Tujuan Latihan. Ringkaslah teks tentang pendapat Babbie mengenai pengujian hipotesis dan analisis univariat dalam dua kalimat.

Teks yang Disediakan.
┌────────

Pendapat Babbie di atas bukan dimaksud untuk mengganti langkah-langkah yang dianggapnya tradisional itu melainkan untuk mengingatkan para ilmuwan agar lebih kreatif dalam menerapkannya. Mengingat pengukuran dan asosiasi adalah konsep yang saling terkait, peneliti harus menanganinya secara simultan dan logis, dalam arti tidak menjalankan prosedur tradisional tersebut secara kaku.
Mengutip konsep Lazarsfeld yang diistilahkan sebagai ”interchangeability of indexes”[26] Babbie mengusulkan agar para peneliti tidak menghubungkan variable-variabel begitu saja, misalnya Y=f(X), melainkan harus juga memperhatikan beberapa indikator yang mungkin berpengaruh, seperti x1, x2, x3, dan seterusnya. Jadi si peneliti dapat menguji hipotesis dengan y=f(x1), y=f(x2), y=f(x3), dan seterusnya. Selanjutnya, hipotesis teoretis diterima sebagai proposisi umum jika hasil semua uji empiris mendukungnya. Untuk lebih menajamkan analisis Babbie juga menyarankan penguraian variabel Y menjadi beberapa faktor y1, y2, y3, dan seterusnya. Dengan penguraian tersebut dapat diupayakan analisis y1=f(x1) dan sebagainya.
7.1. Analisis Univariat
”Univariate analysis refers to the examination of only one variable at a time.”[27] Analaisis ini dapat mendukung penelitian yang menggunakan angket tunggal butir atau data tes dengan satu butir. Dalam penilaian kelas atau satuan yang lebih besar, seorang peneliti yang telah memperoleh data satu variabel dapat menyusun distribusi frekuensinya. Selain itu, dapat juga diperoleh nilai tertinggi, nilai terendah, nilai yang sering muncul, nilai tengah, nilai rerata, rentang nilai, simpangan baku, sampai dengan normalitas data yang dapat diketahui setelah dilihat kenormalan kurvanya.

└────────

Isi Data.
┌────────

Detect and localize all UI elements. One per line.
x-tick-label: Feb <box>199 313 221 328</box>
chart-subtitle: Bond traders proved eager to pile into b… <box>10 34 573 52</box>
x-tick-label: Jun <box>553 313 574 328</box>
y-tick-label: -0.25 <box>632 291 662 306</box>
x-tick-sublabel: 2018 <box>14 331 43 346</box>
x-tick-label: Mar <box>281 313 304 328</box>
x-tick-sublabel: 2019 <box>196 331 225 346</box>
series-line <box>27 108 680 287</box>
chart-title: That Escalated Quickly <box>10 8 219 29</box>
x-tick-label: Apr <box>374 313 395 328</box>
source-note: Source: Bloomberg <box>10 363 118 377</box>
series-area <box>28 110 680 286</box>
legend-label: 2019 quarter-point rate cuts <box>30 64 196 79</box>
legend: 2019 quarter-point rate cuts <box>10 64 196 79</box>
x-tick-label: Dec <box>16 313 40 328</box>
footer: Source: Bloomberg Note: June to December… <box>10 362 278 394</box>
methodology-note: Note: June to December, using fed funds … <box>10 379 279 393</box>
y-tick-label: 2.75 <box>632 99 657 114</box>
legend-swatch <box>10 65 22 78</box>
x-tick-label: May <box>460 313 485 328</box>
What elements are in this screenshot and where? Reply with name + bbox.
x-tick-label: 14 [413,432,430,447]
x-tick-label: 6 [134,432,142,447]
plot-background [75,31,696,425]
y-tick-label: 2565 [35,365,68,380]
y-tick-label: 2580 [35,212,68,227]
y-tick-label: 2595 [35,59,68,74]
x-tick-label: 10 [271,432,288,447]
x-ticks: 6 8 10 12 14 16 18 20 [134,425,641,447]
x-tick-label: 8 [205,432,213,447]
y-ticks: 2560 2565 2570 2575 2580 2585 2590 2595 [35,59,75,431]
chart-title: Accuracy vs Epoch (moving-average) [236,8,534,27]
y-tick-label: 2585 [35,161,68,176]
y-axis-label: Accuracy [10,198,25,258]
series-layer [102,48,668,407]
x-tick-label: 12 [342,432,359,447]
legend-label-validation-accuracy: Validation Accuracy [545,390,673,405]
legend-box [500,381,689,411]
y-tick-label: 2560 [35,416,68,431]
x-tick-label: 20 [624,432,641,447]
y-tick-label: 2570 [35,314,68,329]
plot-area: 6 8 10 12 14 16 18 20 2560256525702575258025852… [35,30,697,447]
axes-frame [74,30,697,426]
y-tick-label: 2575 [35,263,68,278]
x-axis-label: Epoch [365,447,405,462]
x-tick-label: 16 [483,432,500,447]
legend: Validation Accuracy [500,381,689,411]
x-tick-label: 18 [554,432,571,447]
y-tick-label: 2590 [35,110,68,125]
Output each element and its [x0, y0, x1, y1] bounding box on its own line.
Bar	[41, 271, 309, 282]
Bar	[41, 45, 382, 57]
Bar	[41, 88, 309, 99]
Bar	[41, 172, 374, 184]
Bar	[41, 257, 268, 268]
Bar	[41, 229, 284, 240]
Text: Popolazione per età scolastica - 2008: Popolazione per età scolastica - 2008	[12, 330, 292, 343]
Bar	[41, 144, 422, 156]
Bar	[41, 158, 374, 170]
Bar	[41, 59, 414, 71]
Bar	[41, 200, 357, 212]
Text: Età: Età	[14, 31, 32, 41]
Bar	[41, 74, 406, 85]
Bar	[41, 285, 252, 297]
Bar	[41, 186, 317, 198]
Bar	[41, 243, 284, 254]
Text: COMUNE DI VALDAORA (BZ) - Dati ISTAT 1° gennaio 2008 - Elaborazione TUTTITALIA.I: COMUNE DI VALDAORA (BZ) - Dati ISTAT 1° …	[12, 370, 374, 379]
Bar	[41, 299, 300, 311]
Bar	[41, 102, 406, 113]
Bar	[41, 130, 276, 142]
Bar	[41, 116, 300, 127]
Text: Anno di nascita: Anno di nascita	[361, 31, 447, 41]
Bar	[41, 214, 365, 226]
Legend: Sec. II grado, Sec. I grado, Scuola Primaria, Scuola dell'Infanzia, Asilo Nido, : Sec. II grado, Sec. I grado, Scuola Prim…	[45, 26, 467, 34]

└────────

Pembahasan Jawaban. Babbie tidak bermaksud mengganti langkah-langkah tradisional, melainkan mengingatkan peneliti agar lebih kreatif, antara lain dengan menguji hipotesis melalui beberapa indikator seperti y=f(x1), y=f(x2), y=f(x3), dan seterusnya, serta menerima hipotesis teoretis sebagai proposisi umum jika semua uji empiris mendukungnya. Adapun analisis univariat, yaitu pemeriksaan satu variabel pada satu waktu, memungkinkan peneliti menyusun distribusi frekuensi serta memperoleh ukuran seperti nilai tertinggi, nilai terendah, nilai rerata, rentang nilai, dan simpangan baku.